--- Begin ---
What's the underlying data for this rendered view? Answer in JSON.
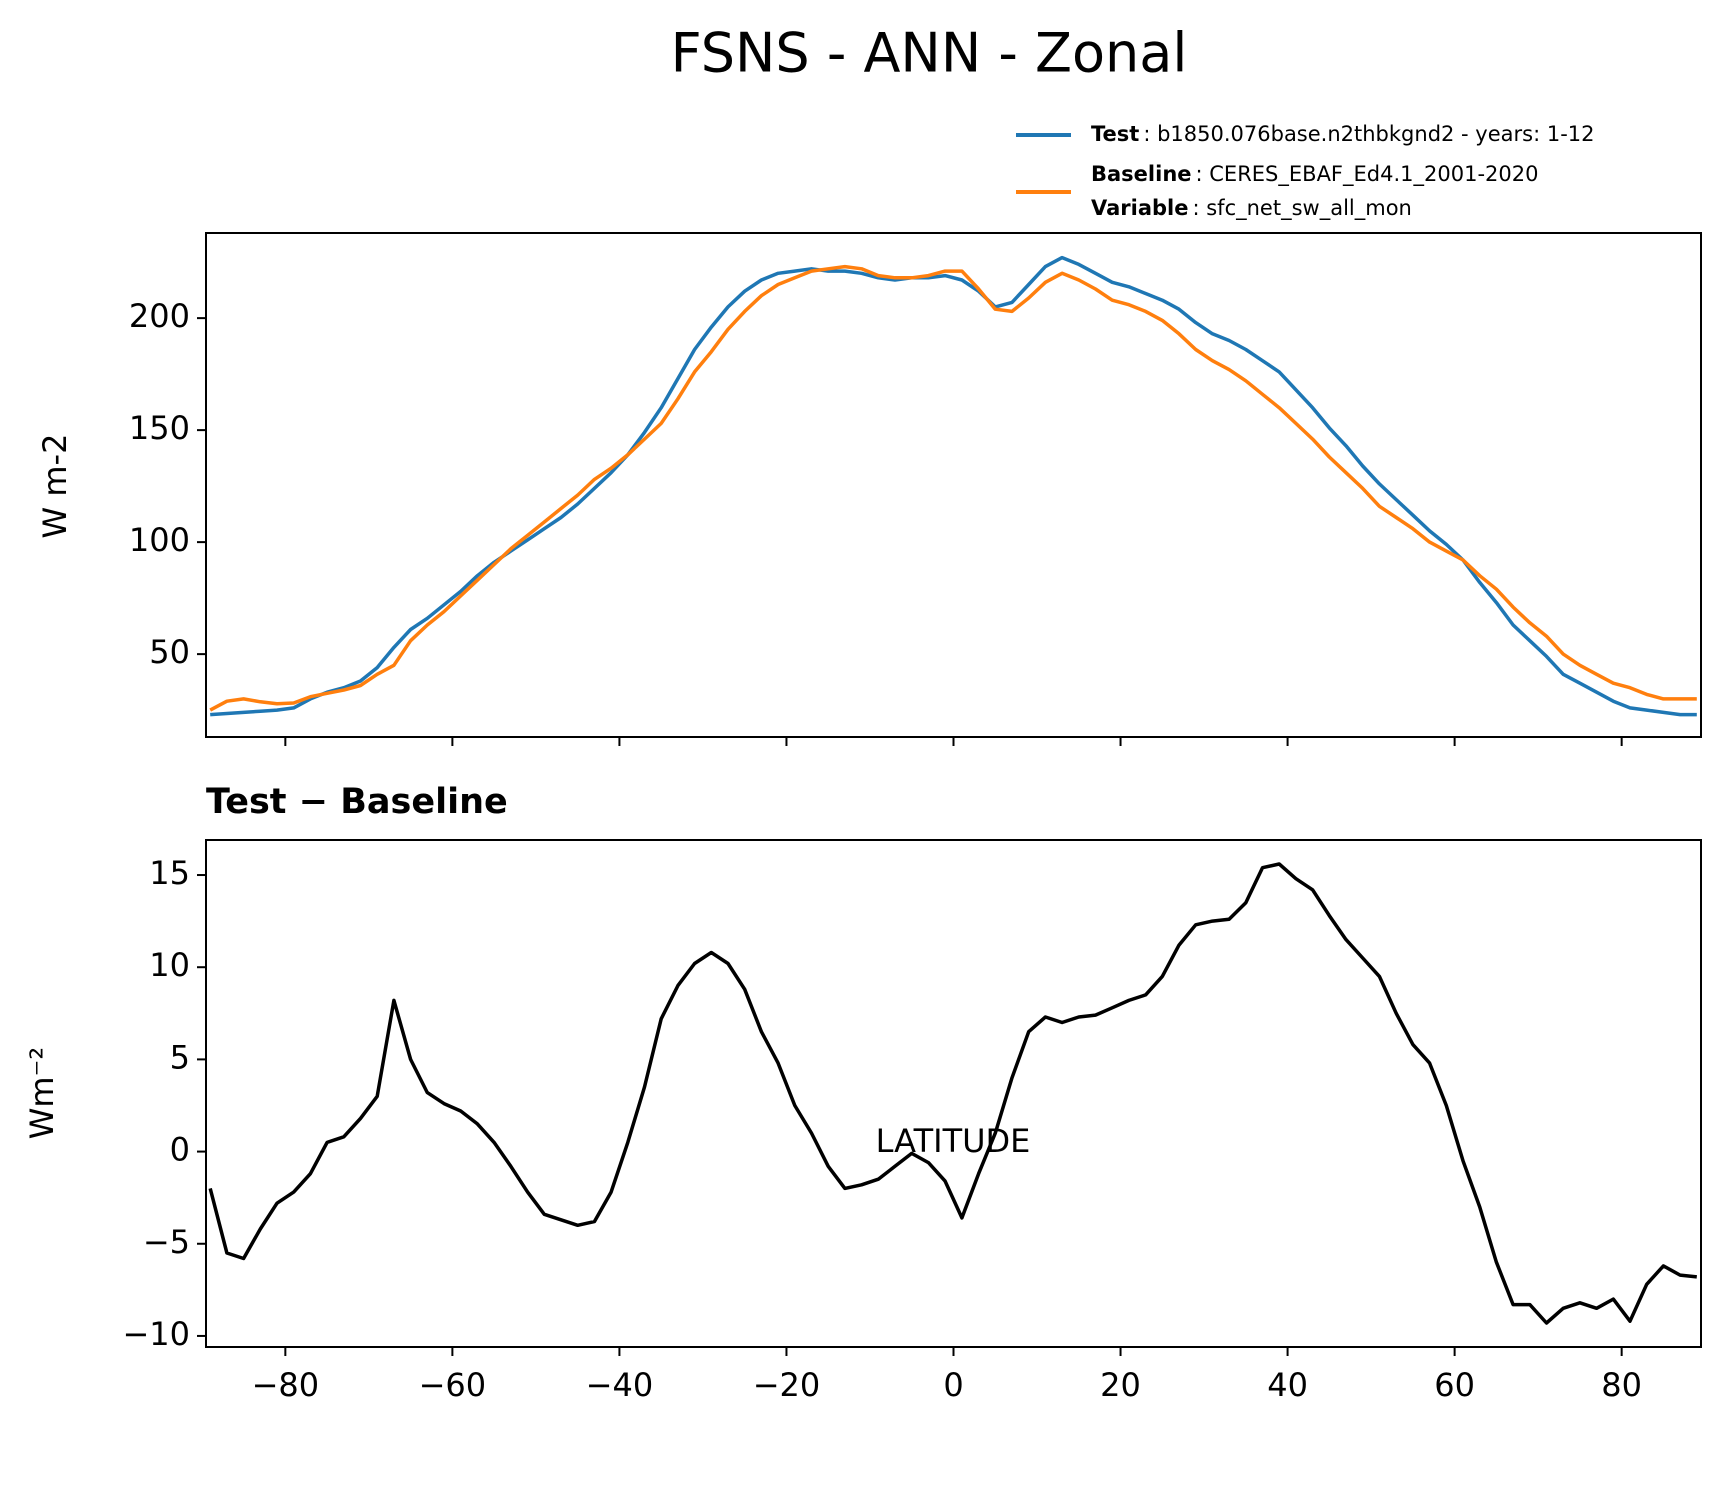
{
  "chart_data": [
    {
      "type": "line",
      "title": "FSNS - ANN - Zonal",
      "ylabel": "W m-2",
      "x": [
        -89,
        -87,
        -85,
        -83,
        -81,
        -79,
        -77,
        -75,
        -73,
        -71,
        -69,
        -67,
        -65,
        -63,
        -61,
        -59,
        -57,
        -55,
        -53,
        -51,
        -49,
        -47,
        -45,
        -43,
        -41,
        -39,
        -37,
        -35,
        -33,
        -31,
        -29,
        -27,
        -25,
        -23,
        -21,
        -19,
        -17,
        -15,
        -13,
        -11,
        -9,
        -7,
        -5,
        -3,
        -1,
        1,
        3,
        5,
        7,
        9,
        11,
        13,
        15,
        17,
        19,
        21,
        23,
        25,
        27,
        29,
        31,
        33,
        35,
        37,
        39,
        41,
        43,
        45,
        47,
        49,
        51,
        53,
        55,
        57,
        59,
        61,
        63,
        65,
        67,
        69,
        71,
        73,
        75,
        77,
        79,
        81,
        83,
        85,
        87,
        89
      ],
      "series": [
        {
          "name": "Test",
          "label": ": b1850.076base.n2thbkgnd2 - years: 1-12",
          "color": "#1f77b4",
          "values": [
            23,
            23.5,
            24,
            24.5,
            25,
            26,
            30,
            33,
            35,
            38,
            44,
            53,
            61,
            66,
            72,
            78,
            85,
            91,
            96,
            101,
            106,
            111,
            117,
            124,
            131,
            139,
            149,
            160,
            173,
            186,
            196,
            205,
            212,
            217,
            220,
            221,
            222,
            221,
            221,
            220,
            218,
            217,
            218,
            218,
            219,
            217,
            212,
            205,
            207,
            215,
            223,
            227,
            224,
            220,
            216,
            214,
            211,
            208,
            204,
            198,
            193,
            190,
            186,
            181,
            176,
            168,
            160,
            151,
            143,
            134,
            126,
            119,
            112,
            105,
            99,
            92,
            82,
            73,
            63,
            56,
            49,
            41,
            37,
            33,
            29,
            26,
            25,
            24,
            23,
            23
          ]
        },
        {
          "name": "Baseline",
          "label": ": CERES_EBAF_Ed4.1_2001-2020",
          "variable_name": "Variable",
          "variable": ": sfc_net_sw_all_mon",
          "color": "#ff7f0e",
          "values": [
            25,
            29,
            30,
            28.7,
            27.8,
            28.2,
            31,
            32.5,
            34,
            36,
            41,
            45,
            56,
            63,
            69,
            76,
            83,
            90,
            97,
            103,
            109,
            115,
            121,
            128,
            133,
            139,
            146,
            153,
            164,
            176,
            185,
            195,
            203,
            210,
            215,
            218,
            221,
            222,
            223,
            222,
            219,
            218,
            218,
            219,
            221,
            221,
            213,
            204,
            203,
            209,
            216,
            220,
            217,
            213,
            208,
            206,
            203,
            199,
            193,
            186,
            181,
            177,
            172,
            166,
            160,
            153,
            146,
            138,
            131,
            124,
            116,
            111,
            106,
            100,
            96,
            92,
            85,
            79,
            71,
            64,
            58,
            50,
            45,
            41,
            37,
            35,
            32,
            30,
            30,
            30
          ]
        }
      ],
      "xlim": [
        -89.5,
        89.5
      ],
      "xticks": [
        -80,
        -60,
        -40,
        -20,
        0,
        20,
        40,
        60,
        80
      ],
      "ylim": [
        13,
        238
      ],
      "yticks": [
        50,
        100,
        150,
        200
      ]
    },
    {
      "type": "line",
      "title": "Test − Baseline",
      "xlabel": "LATITUDE",
      "ylabel": "Wm⁻²",
      "x": [
        -89,
        -87,
        -85,
        -83,
        -81,
        -79,
        -77,
        -75,
        -73,
        -71,
        -69,
        -67,
        -65,
        -63,
        -61,
        -59,
        -57,
        -55,
        -53,
        -51,
        -49,
        -47,
        -45,
        -43,
        -41,
        -39,
        -37,
        -35,
        -33,
        -31,
        -29,
        -27,
        -25,
        -23,
        -21,
        -19,
        -17,
        -15,
        -13,
        -11,
        -9,
        -7,
        -5,
        -3,
        -1,
        1,
        3,
        5,
        7,
        9,
        11,
        13,
        15,
        17,
        19,
        21,
        23,
        25,
        27,
        29,
        31,
        33,
        35,
        37,
        39,
        41,
        43,
        45,
        47,
        49,
        51,
        53,
        55,
        57,
        59,
        61,
        63,
        65,
        67,
        69,
        71,
        73,
        75,
        77,
        79,
        81,
        83,
        85,
        87,
        89
      ],
      "values": [
        -2,
        -5.5,
        -5.8,
        -4.2,
        -2.8,
        -2.2,
        -1.2,
        0.5,
        0.8,
        1.8,
        3,
        8.2,
        5,
        3.2,
        2.6,
        2.2,
        1.5,
        0.5,
        -0.8,
        -2.2,
        -3.4,
        -3.7,
        -4,
        -3.8,
        -2.2,
        0.5,
        3.5,
        7.2,
        9,
        10.2,
        10.8,
        10.2,
        8.8,
        6.5,
        4.8,
        2.5,
        1,
        -0.8,
        -2,
        -1.8,
        -1.5,
        -0.8,
        -0.1,
        -0.6,
        -1.6,
        -3.6,
        -1.2,
        1,
        4,
        6.5,
        7.3,
        7,
        7.3,
        7.4,
        7.8,
        8.2,
        8.5,
        9.5,
        11.2,
        12.3,
        12.5,
        12.6,
        13.5,
        15.4,
        15.6,
        14.8,
        14.2,
        12.8,
        11.5,
        10.5,
        9.5,
        7.5,
        5.8,
        4.8,
        2.5,
        -0.5,
        -3,
        -6,
        -8.3,
        -8.3,
        -9.3,
        -8.5,
        -8.2,
        -8.5,
        -8,
        -9.2,
        -7.2,
        -6.2,
        -6.7,
        -6.8
      ],
      "color": "#000000",
      "xlim": [
        -89.5,
        89.5
      ],
      "xticks": [
        {
          "value": -80,
          "label": "−80"
        },
        {
          "value": -60,
          "label": "−60"
        },
        {
          "value": -40,
          "label": "−40"
        },
        {
          "value": -20,
          "label": "−20"
        },
        0,
        20,
        40,
        60,
        80
      ],
      "ylim": [
        -10.6,
        16.9
      ],
      "yticks": [
        {
          "value": -10,
          "label": "−10"
        },
        {
          "value": -5,
          "label": "−5"
        },
        0,
        5,
        10,
        15
      ]
    }
  ]
}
--- End ---
The pictures should not appear in the copy; every other part of the records above must be returned exactly.

What's the underlying data for this rendered view? Answer in JSON.
{
  "chart_data": [
    {
      "type": "line",
      "title": "FSNS - ANN - Zonal",
      "ylabel": "W m-2",
      "x": [
        -89,
        -87,
        -85,
        -83,
        -81,
        -79,
        -77,
        -75,
        -73,
        -71,
        -69,
        -67,
        -65,
        -63,
        -61,
        -59,
        -57,
        -55,
        -53,
        -51,
        -49,
        -47,
        -45,
        -43,
        -41,
        -39,
        -37,
        -35,
        -33,
        -31,
        -29,
        -27,
        -25,
        -23,
        -21,
        -19,
        -17,
        -15,
        -13,
        -11,
        -9,
        -7,
        -5,
        -3,
        -1,
        1,
        3,
        5,
        7,
        9,
        11,
        13,
        15,
        17,
        19,
        21,
        23,
        25,
        27,
        29,
        31,
        33,
        35,
        37,
        39,
        41,
        43,
        45,
        47,
        49,
        51,
        53,
        55,
        57,
        59,
        61,
        63,
        65,
        67,
        69,
        71,
        73,
        75,
        77,
        79,
        81,
        83,
        85,
        87,
        89
      ],
      "series": [
        {
          "name": "Test",
          "label": ": b1850.076base.n2thbkgnd2 - years: 1-12",
          "color": "#1f77b4",
          "values": [
            23,
            23.5,
            24,
            24.5,
            25,
            26,
            30,
            33,
            35,
            38,
            44,
            53,
            61,
            66,
            72,
            78,
            85,
            91,
            96,
            101,
            106,
            111,
            117,
            124,
            131,
            139,
            149,
            160,
            173,
            186,
            196,
            205,
            212,
            217,
            220,
            221,
            222,
            221,
            221,
            220,
            218,
            217,
            218,
            218,
            219,
            217,
            212,
            205,
            207,
            215,
            223,
            227,
            224,
            220,
            216,
            214,
            211,
            208,
            204,
            198,
            193,
            190,
            186,
            181,
            176,
            168,
            160,
            151,
            143,
            134,
            126,
            119,
            112,
            105,
            99,
            92,
            82,
            73,
            63,
            56,
            49,
            41,
            37,
            33,
            29,
            26,
            25,
            24,
            23,
            23
          ]
        },
        {
          "name": "Baseline",
          "label": ": CERES_EBAF_Ed4.1_2001-2020",
          "variable_name": "Variable",
          "variable": ": sfc_net_sw_all_mon",
          "color": "#ff7f0e",
          "values": [
            25,
            29,
            30,
            28.7,
            27.8,
            28.2,
            31,
            32.5,
            34,
            36,
            41,
            45,
            56,
            63,
            69,
            76,
            83,
            90,
            97,
            103,
            109,
            115,
            121,
            128,
            133,
            139,
            146,
            153,
            164,
            176,
            185,
            195,
            203,
            210,
            215,
            218,
            221,
            222,
            223,
            222,
            219,
            218,
            218,
            219,
            221,
            221,
            213,
            204,
            203,
            209,
            216,
            220,
            217,
            213,
            208,
            206,
            203,
            199,
            193,
            186,
            181,
            177,
            172,
            166,
            160,
            153,
            146,
            138,
            131,
            124,
            116,
            111,
            106,
            100,
            96,
            92,
            85,
            79,
            71,
            64,
            58,
            50,
            45,
            41,
            37,
            35,
            32,
            30,
            30,
            30
          ]
        }
      ],
      "xlim": [
        -89.5,
        89.5
      ],
      "xticks": [
        -80,
        -60,
        -40,
        -20,
        0,
        20,
        40,
        60,
        80
      ],
      "ylim": [
        13,
        238
      ],
      "yticks": [
        50,
        100,
        150,
        200
      ]
    },
    {
      "type": "line",
      "title": "Test − Baseline",
      "xlabel": "LATITUDE",
      "ylabel": "Wm⁻²",
      "x": [
        -89,
        -87,
        -85,
        -83,
        -81,
        -79,
        -77,
        -75,
        -73,
        -71,
        -69,
        -67,
        -65,
        -63,
        -61,
        -59,
        -57,
        -55,
        -53,
        -51,
        -49,
        -47,
        -45,
        -43,
        -41,
        -39,
        -37,
        -35,
        -33,
        -31,
        -29,
        -27,
        -25,
        -23,
        -21,
        -19,
        -17,
        -15,
        -13,
        -11,
        -9,
        -7,
        -5,
        -3,
        -1,
        1,
        3,
        5,
        7,
        9,
        11,
        13,
        15,
        17,
        19,
        21,
        23,
        25,
        27,
        29,
        31,
        33,
        35,
        37,
        39,
        41,
        43,
        45,
        47,
        49,
        51,
        53,
        55,
        57,
        59,
        61,
        63,
        65,
        67,
        69,
        71,
        73,
        75,
        77,
        79,
        81,
        83,
        85,
        87,
        89
      ],
      "values": [
        -2,
        -5.5,
        -5.8,
        -4.2,
        -2.8,
        -2.2,
        -1.2,
        0.5,
        0.8,
        1.8,
        3,
        8.2,
        5,
        3.2,
        2.6,
        2.2,
        1.5,
        0.5,
        -0.8,
        -2.2,
        -3.4,
        -3.7,
        -4,
        -3.8,
        -2.2,
        0.5,
        3.5,
        7.2,
        9,
        10.2,
        10.8,
        10.2,
        8.8,
        6.5,
        4.8,
        2.5,
        1,
        -0.8,
        -2,
        -1.8,
        -1.5,
        -0.8,
        -0.1,
        -0.6,
        -1.6,
        -3.6,
        -1.2,
        1,
        4,
        6.5,
        7.3,
        7,
        7.3,
        7.4,
        7.8,
        8.2,
        8.5,
        9.5,
        11.2,
        12.3,
        12.5,
        12.6,
        13.5,
        15.4,
        15.6,
        14.8,
        14.2,
        12.8,
        11.5,
        10.5,
        9.5,
        7.5,
        5.8,
        4.8,
        2.5,
        -0.5,
        -3,
        -6,
        -8.3,
        -8.3,
        -9.3,
        -8.5,
        -8.2,
        -8.5,
        -8,
        -9.2,
        -7.2,
        -6.2,
        -6.7,
        -6.8
      ],
      "color": "#000000",
      "xlim": [
        -89.5,
        89.5
      ],
      "xticks": [
        {
          "value": -80,
          "label": "−80"
        },
        {
          "value": -60,
          "label": "−60"
        },
        {
          "value": -40,
          "label": "−40"
        },
        {
          "value": -20,
          "label": "−20"
        },
        0,
        20,
        40,
        60,
        80
      ],
      "ylim": [
        -10.6,
        16.9
      ],
      "yticks": [
        {
          "value": -10,
          "label": "−10"
        },
        {
          "value": -5,
          "label": "−5"
        },
        0,
        5,
        10,
        15
      ]
    }
  ]
}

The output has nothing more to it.